== RECORDS SUPPLIED ==
^^^^

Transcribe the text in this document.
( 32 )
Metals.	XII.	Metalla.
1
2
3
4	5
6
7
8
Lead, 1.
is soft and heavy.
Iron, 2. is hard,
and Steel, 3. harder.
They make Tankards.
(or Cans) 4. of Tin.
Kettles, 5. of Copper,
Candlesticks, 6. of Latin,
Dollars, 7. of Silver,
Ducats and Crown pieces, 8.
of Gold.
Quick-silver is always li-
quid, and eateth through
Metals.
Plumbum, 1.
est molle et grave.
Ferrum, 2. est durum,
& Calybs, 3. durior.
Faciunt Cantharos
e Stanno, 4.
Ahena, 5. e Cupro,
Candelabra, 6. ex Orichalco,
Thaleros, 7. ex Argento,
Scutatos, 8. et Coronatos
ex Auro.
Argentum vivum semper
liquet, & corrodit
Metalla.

^^^^

Each line of the material should be echoed exactly.

Transcribe the text in this document.
( 32 )
Metals.	XII.	Metalla.
1
2
3
4	5
6
7
8
Lead, 1.
is soft and heavy.
Iron, 2. is hard,
and Steel, 3. harder.
They make Tankards.
(or Cans) 4. of Tin.
Kettles, 5. of Copper,
Candlesticks, 6. of Latin,
Dollars, 7. of Silver,
Ducats and Crown pieces, 8.
of Gold.
Quick-silver is always li-
quid, and eateth through
Metals.
Plumbum, 1.
est molle et grave.
Ferrum, 2. est durum,
& Calybs, 3. durior.
Faciunt Cantharos
e Stanno, 4.
Ahena, 5. e Cupro,
Candelabra, 6. ex Orichalco,
Thaleros, 7. ex Argento,
Scutatos, 8. et Coronatos
ex Auro.
Argentum vivum semper
liquet, & corrodit
Metalla.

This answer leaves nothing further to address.